[BEGIN]

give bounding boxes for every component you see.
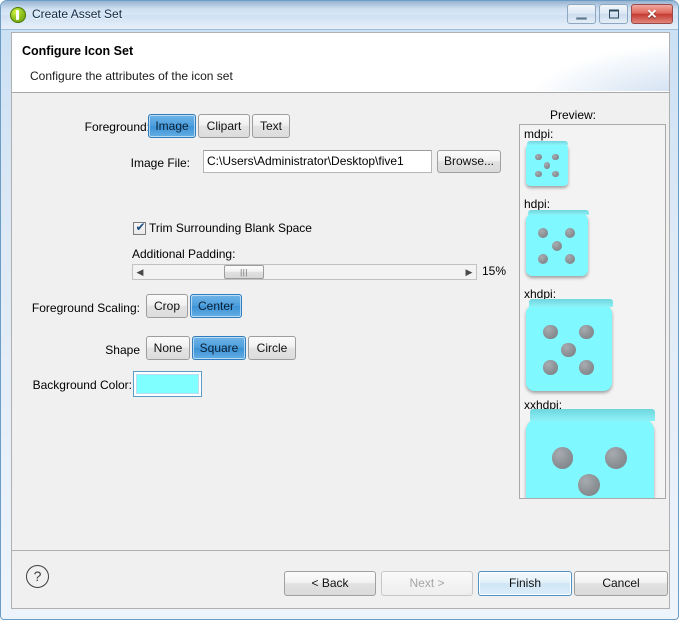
dice-top-edge	[529, 409, 656, 421]
padding-value: 15%	[482, 264, 507, 278]
slider-left-arrow-icon[interactable]: ◀	[133, 265, 147, 279]
trim-checkbox-label: Trim Surrounding Blank Space	[149, 221, 312, 235]
background-color-swatch[interactable]	[133, 371, 202, 397]
dice-top-edge	[528, 298, 613, 307]
padding-slider[interactable]: ◀ ▶ |||	[132, 264, 477, 280]
preview-label-hdpi: hdpi:	[524, 197, 551, 211]
dice-pip	[543, 162, 550, 169]
foreground-label: Foreground:	[84, 120, 150, 134]
preview-panel: mdpi: hdpi: xhdpi: xxhdpi:	[519, 124, 666, 499]
preview-icon-xxhdpi	[526, 409, 656, 498]
help-icon[interactable]: ?	[26, 565, 49, 588]
minimize-button[interactable]	[567, 4, 596, 24]
dice-pip	[535, 154, 542, 161]
dice-pip	[565, 253, 575, 264]
preview-label-mdpi: mdpi:	[524, 127, 554, 141]
finish-button[interactable]: Finish	[478, 571, 572, 596]
scaling-option-crop[interactable]: Crop	[146, 294, 188, 318]
next-button[interactable]: Next >	[381, 571, 473, 596]
background-color-label: Background Color:	[32, 378, 132, 392]
page-subtitle: Configure the attributes of the icon set	[30, 69, 233, 83]
preview-icon-hdpi	[526, 209, 589, 276]
maximize-icon	[600, 9, 627, 19]
foreground-option-text[interactable]: Text	[252, 114, 290, 138]
app-icon	[10, 7, 26, 23]
dice-pip	[535, 170, 542, 178]
dice-pip	[543, 360, 558, 375]
dice-pip	[538, 253, 549, 264]
slider-right-arrow-icon[interactable]: ▶	[462, 265, 476, 279]
main-panel: Foreground: Image Clipart Text Image Fil…	[11, 92, 670, 551]
browse-button[interactable]: Browse...	[437, 150, 501, 173]
shape-option-square[interactable]: Square	[192, 336, 246, 360]
page-title: Configure Icon Set	[22, 44, 134, 58]
dice-pip	[543, 324, 558, 340]
additional-padding-label: Additional Padding:	[132, 247, 236, 261]
shape-option-none[interactable]: None	[146, 336, 190, 360]
foreground-option-image[interactable]: Image	[148, 114, 196, 138]
minimize-icon	[568, 17, 595, 20]
foreground-scaling-label: Foreground Scaling:	[31, 301, 140, 315]
maximize-button[interactable]	[599, 4, 628, 24]
footer-bar: ? < Back Next > Finish Cancel	[11, 551, 670, 609]
create-asset-set-window: Create Asset Set ✕ Configure Icon Set Co…	[0, 0, 679, 620]
dice-top-edge	[527, 141, 569, 145]
shape-label: Shape	[105, 343, 140, 357]
foreground-option-clipart[interactable]: Clipart	[198, 114, 250, 138]
image-file-label: Image File:	[130, 156, 190, 170]
close-icon: ✕	[646, 6, 658, 22]
preview-label: Preview:	[549, 108, 597, 122]
image-file-input[interactable]: C:\Users\Administrator\Desktop\five1	[203, 150, 432, 173]
preview-icon-xhdpi	[526, 298, 613, 391]
title-bar[interactable]: Create Asset Set ✕	[1, 1, 678, 30]
background-color-value	[136, 374, 199, 394]
dice-top-edge	[527, 209, 589, 216]
slider-grip-icon: |||	[240, 268, 248, 277]
wizard-header: Configure Icon Set Configure the attribu…	[11, 32, 670, 92]
checkmark-icon: ✔	[135, 220, 146, 234]
cancel-button[interactable]: Cancel	[574, 571, 668, 596]
shape-option-circle[interactable]: Circle	[248, 336, 296, 360]
scaling-option-center[interactable]: Center	[190, 294, 242, 318]
padding-slider-thumb[interactable]: |||	[224, 265, 264, 279]
header-gloss	[499, 33, 669, 91]
close-button[interactable]: ✕	[631, 4, 673, 24]
back-button[interactable]: < Back	[284, 571, 376, 596]
dice-pip	[579, 360, 594, 375]
preview-icon-mdpi	[526, 141, 569, 186]
dice-pip	[552, 170, 559, 178]
window-title: Create Asset Set	[32, 7, 123, 21]
trim-checkbox[interactable]: ✔	[133, 220, 146, 235]
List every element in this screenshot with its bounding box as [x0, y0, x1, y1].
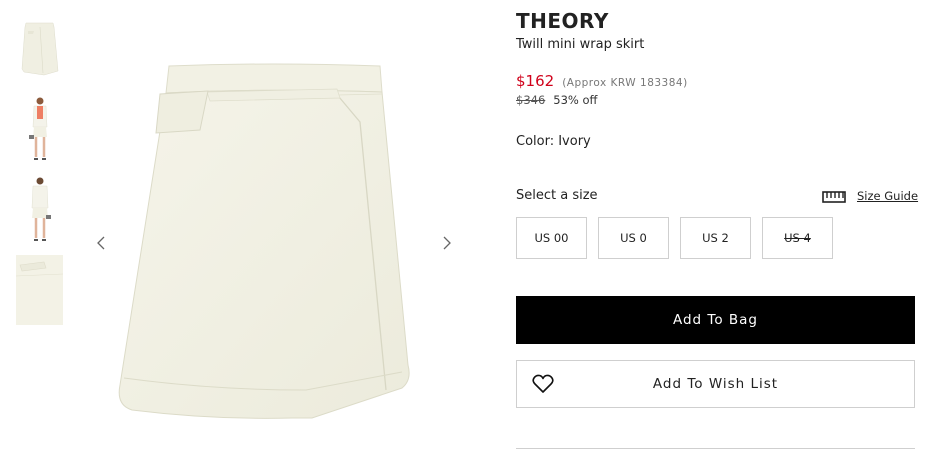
- sale-price: $162: [516, 72, 555, 90]
- color-label: Color: Ivory: [516, 134, 591, 149]
- size-label: US 2: [702, 231, 729, 245]
- thumb-model-back[interactable]: [16, 175, 63, 245]
- gallery-prev-button[interactable]: [91, 232, 111, 254]
- model-image: [16, 95, 63, 165]
- thumb-skirt-front[interactable]: [16, 15, 63, 85]
- select-size-label: Select a size: [516, 188, 598, 203]
- main-product-image: [112, 60, 432, 425]
- size-options: US 00 US 0 US 2 US 4: [516, 217, 833, 259]
- chevron-left-icon: [97, 236, 105, 250]
- size-option[interactable]: US 0: [598, 217, 669, 259]
- approx-price: (Approx KRW 183384): [562, 77, 688, 89]
- size-option[interactable]: US 2: [680, 217, 751, 259]
- size-label: US 0: [620, 231, 647, 245]
- ruler-icon: [822, 188, 846, 204]
- skirt-image: [16, 15, 63, 85]
- size-guide-label[interactable]: Size Guide: [857, 189, 918, 203]
- add-to-wishlist-button[interactable]: Add To Wish List: [516, 360, 915, 408]
- skirt-image: [118, 63, 410, 419]
- add-to-bag-button[interactable]: Add To Bag: [516, 296, 915, 344]
- thumb-model-front[interactable]: [16, 95, 63, 165]
- gallery-next-button[interactable]: [437, 232, 457, 254]
- product-title: Twill mini wrap skirt: [516, 37, 645, 52]
- size-label: US 00: [534, 231, 569, 245]
- original-price: $346: [516, 93, 546, 107]
- chevron-right-icon: [443, 236, 451, 250]
- brand-name[interactable]: THEORY: [516, 9, 609, 33]
- size-label: US 4: [784, 231, 811, 245]
- size-guide-link[interactable]: Size Guide: [822, 188, 918, 204]
- model-image: [16, 175, 63, 245]
- fabric-detail-image: [16, 255, 63, 325]
- thumb-fabric-detail[interactable]: [16, 255, 63, 325]
- add-to-bag-label: Add To Bag: [672, 312, 759, 328]
- discount-label: 53% off: [553, 93, 598, 107]
- thumbnail-list: [16, 15, 63, 335]
- price-row: $162 (Approx KRW 183384): [516, 72, 688, 90]
- original-price-row: $346 53% off: [516, 93, 597, 107]
- divider: [516, 448, 915, 449]
- size-option[interactable]: US 00: [516, 217, 587, 259]
- add-to-wishlist-label: Add To Wish List: [652, 376, 779, 392]
- heart-icon: [532, 374, 554, 394]
- size-option-unavailable[interactable]: US 4: [762, 217, 833, 259]
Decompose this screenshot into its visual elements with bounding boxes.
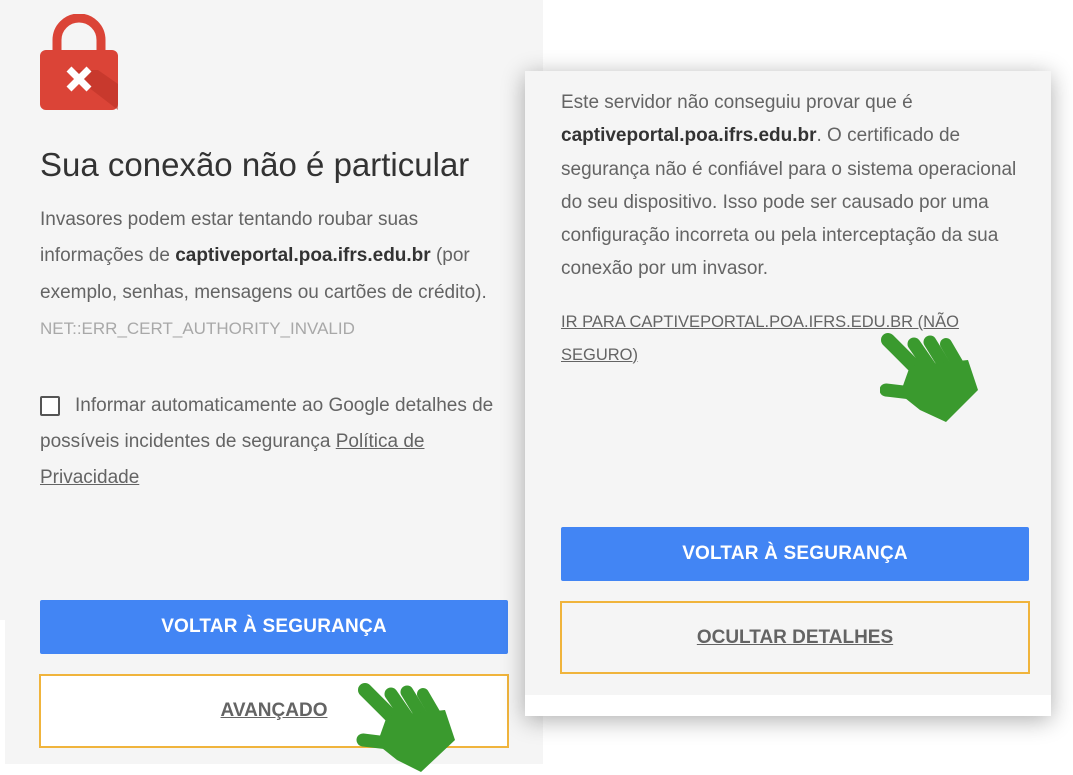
intro-host: captiveportal.poa.ifrs.edu.br <box>175 245 431 267</box>
pointing-hand-icon <box>880 333 978 422</box>
details-suffix: . O certificado de segurança não é confi… <box>561 125 1017 280</box>
details-prefix: Este servidor não conseguiu provar que é <box>561 92 913 113</box>
report-checkbox[interactable] <box>40 396 60 416</box>
details-host: captiveportal.poa.ifrs.edu.br <box>561 125 817 147</box>
back-to-safety-button[interactable]: VOLTAR À SEGURANÇA <box>40 600 508 654</box>
details-back-to-safety-button[interactable]: VOLTAR À SEGURANÇA <box>561 527 1029 581</box>
lock-error-icon <box>40 14 118 110</box>
page-title: Sua conexão não é particular <box>40 146 470 183</box>
report-text: Informar automaticamente ao Google detal… <box>40 395 494 452</box>
intro-text: Invasores podem estar tentando roubar su… <box>40 202 515 347</box>
hide-details-button[interactable]: OCULTAR DETALHES <box>560 601 1030 674</box>
details-text: Este servidor não conseguiu provar que é… <box>561 86 1031 286</box>
report-option: Informar automaticamente ao Google detal… <box>40 388 515 496</box>
error-code: NET::ERR_CERT_AUTHORITY_INVALID <box>40 318 355 338</box>
pointing-hand-icon <box>356 683 455 772</box>
panel-bottom-strip <box>525 695 1051 716</box>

[END]

» EXERCISE AIM
Count the lines in the material above that contain the string "host", with uppercase and lowercase letters treated as different. Reply with the number alone.

» RESULT FOR THIS EXERCISE
2